**Exercise instructions:** Skip any picture you find and retype all the remaining lines exactly.

**Exercise inputs:**
* Begin *

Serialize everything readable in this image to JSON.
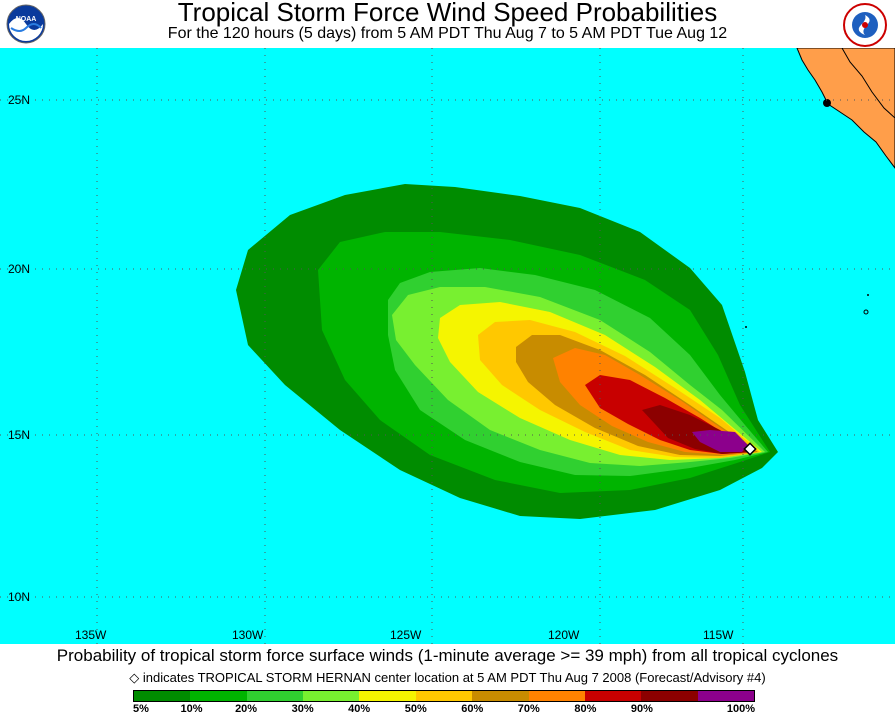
{
  "header": {
    "title": "Tropical Storm Force Wind Speed Probabilities",
    "subtitle": "For the 120 hours (5 days) from 5 AM PDT Thu Aug 7 to 5 AM PDT Tue Aug 12",
    "logo_left": "NOAA",
    "logo_right": "NATIONAL WEATHER SERVICE"
  },
  "map": {
    "ocean_color": "#00ffff",
    "land_color": "#ff9e4a",
    "lat_labels": [
      "25N",
      "20N",
      "15N",
      "10N"
    ],
    "lon_labels": [
      "135W",
      "130W",
      "125W",
      "120W",
      "115W"
    ],
    "storm": {
      "name": "TROPICAL STORM HERNAN",
      "center_lat": 14.6,
      "center_lon": -114.5,
      "marker": "diamond"
    }
  },
  "probability_bands": [
    {
      "min": 5,
      "color": "#00b400"
    },
    {
      "min": 10,
      "color": "#10c810"
    },
    {
      "min": 20,
      "color": "#40e040"
    },
    {
      "min": 30,
      "color": "#88ff40"
    },
    {
      "min": 40,
      "color": "#ffff00"
    },
    {
      "min": 50,
      "color": "#ffd700"
    },
    {
      "min": 60,
      "color": "#d0900a"
    },
    {
      "min": 70,
      "color": "#ff8c00"
    },
    {
      "min": 80,
      "color": "#cc0000"
    },
    {
      "min": 90,
      "color": "#8b0000"
    },
    {
      "min": 100,
      "color": "#8b008b"
    }
  ],
  "footer": {
    "main": "Probability of tropical storm force surface winds (1-minute average >= 39 mph) from all tropical cyclones",
    "note": "indicates TROPICAL STORM HERNAN center location at 5 AM PDT Thu Aug 7 2008 (Forecast/Advisory #4)",
    "note_marker": "◇"
  },
  "legend": {
    "colors": [
      "#008c00",
      "#00b400",
      "#30d030",
      "#78f030",
      "#f5f500",
      "#ffc800",
      "#c88c00",
      "#ff8200",
      "#c80000",
      "#8c0000",
      "#8c008c"
    ],
    "labels": [
      "5%",
      "10%",
      "20%",
      "30%",
      "40%",
      "50%",
      "60%",
      "70%",
      "80%",
      "90%",
      "100%"
    ]
  }
}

* End *

**Task response:**
Serialize everything readable in this image to JSON.
{
  "header": {
    "title": "Tropical Storm Force Wind Speed Probabilities",
    "subtitle": "For the 120 hours (5 days) from 5 AM PDT Thu Aug 7 to 5 AM PDT Tue Aug 12",
    "logo_left": "NOAA",
    "logo_right": "NATIONAL WEATHER SERVICE"
  },
  "map": {
    "ocean_color": "#00ffff",
    "land_color": "#ff9e4a",
    "lat_labels": [
      "25N",
      "20N",
      "15N",
      "10N"
    ],
    "lon_labels": [
      "135W",
      "130W",
      "125W",
      "120W",
      "115W"
    ],
    "storm": {
      "name": "TROPICAL STORM HERNAN",
      "center_lat": 14.6,
      "center_lon": -114.5,
      "marker": "diamond"
    }
  },
  "probability_bands": [
    {
      "min": 5,
      "color": "#00b400"
    },
    {
      "min": 10,
      "color": "#10c810"
    },
    {
      "min": 20,
      "color": "#40e040"
    },
    {
      "min": 30,
      "color": "#88ff40"
    },
    {
      "min": 40,
      "color": "#ffff00"
    },
    {
      "min": 50,
      "color": "#ffd700"
    },
    {
      "min": 60,
      "color": "#d0900a"
    },
    {
      "min": 70,
      "color": "#ff8c00"
    },
    {
      "min": 80,
      "color": "#cc0000"
    },
    {
      "min": 90,
      "color": "#8b0000"
    },
    {
      "min": 100,
      "color": "#8b008b"
    }
  ],
  "footer": {
    "main": "Probability of tropical storm force surface winds (1-minute average >= 39 mph) from all tropical cyclones",
    "note": "indicates TROPICAL STORM HERNAN center location at 5 AM PDT Thu Aug 7 2008 (Forecast/Advisory #4)",
    "note_marker": "◇"
  },
  "legend": {
    "colors": [
      "#008c00",
      "#00b400",
      "#30d030",
      "#78f030",
      "#f5f500",
      "#ffc800",
      "#c88c00",
      "#ff8200",
      "#c80000",
      "#8c0000",
      "#8c008c"
    ],
    "labels": [
      "5%",
      "10%",
      "20%",
      "30%",
      "40%",
      "50%",
      "60%",
      "70%",
      "80%",
      "90%",
      "100%"
    ]
  }
}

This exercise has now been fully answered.